• **Stated exercise**
Without altering anything, repeat each of the records.

+++ Records shown

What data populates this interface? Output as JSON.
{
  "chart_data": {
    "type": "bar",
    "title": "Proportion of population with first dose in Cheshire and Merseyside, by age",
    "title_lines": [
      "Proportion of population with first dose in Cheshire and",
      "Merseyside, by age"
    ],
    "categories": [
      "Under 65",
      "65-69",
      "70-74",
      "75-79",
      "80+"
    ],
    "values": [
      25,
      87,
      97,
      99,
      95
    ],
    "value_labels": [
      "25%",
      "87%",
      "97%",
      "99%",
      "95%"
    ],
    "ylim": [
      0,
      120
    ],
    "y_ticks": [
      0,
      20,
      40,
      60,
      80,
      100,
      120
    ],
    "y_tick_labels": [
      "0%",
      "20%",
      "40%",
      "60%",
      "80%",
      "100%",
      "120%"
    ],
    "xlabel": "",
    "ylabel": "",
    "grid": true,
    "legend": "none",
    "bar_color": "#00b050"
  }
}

++++++

• **Solution**
What data populates this interface? Output as JSON.
{
  "chart_data": {
    "type": "bar",
    "title": "Proportion of population with first dose in Cheshire and Merseyside, by age",
    "title_lines": [
      "Proportion of population with first dose in Cheshire and",
      "Merseyside, by age"
    ],
    "categories": [
      "Under 65",
      "65-69",
      "70-74",
      "75-79",
      "80+"
    ],
    "values": [
      25,
      87,
      97,
      99,
      95
    ],
    "value_labels": [
      "25%",
      "87%",
      "97%",
      "99%",
      "95%"
    ],
    "ylim": [
      0,
      120
    ],
    "y_ticks": [
      0,
      20,
      40,
      60,
      80,
      100,
      120
    ],
    "y_tick_labels": [
      "0%",
      "20%",
      "40%",
      "60%",
      "80%",
      "100%",
      "120%"
    ],
    "xlabel": "",
    "ylabel": "",
    "grid": true,
    "legend": "none",
    "bar_color": "#00b050"
  }
}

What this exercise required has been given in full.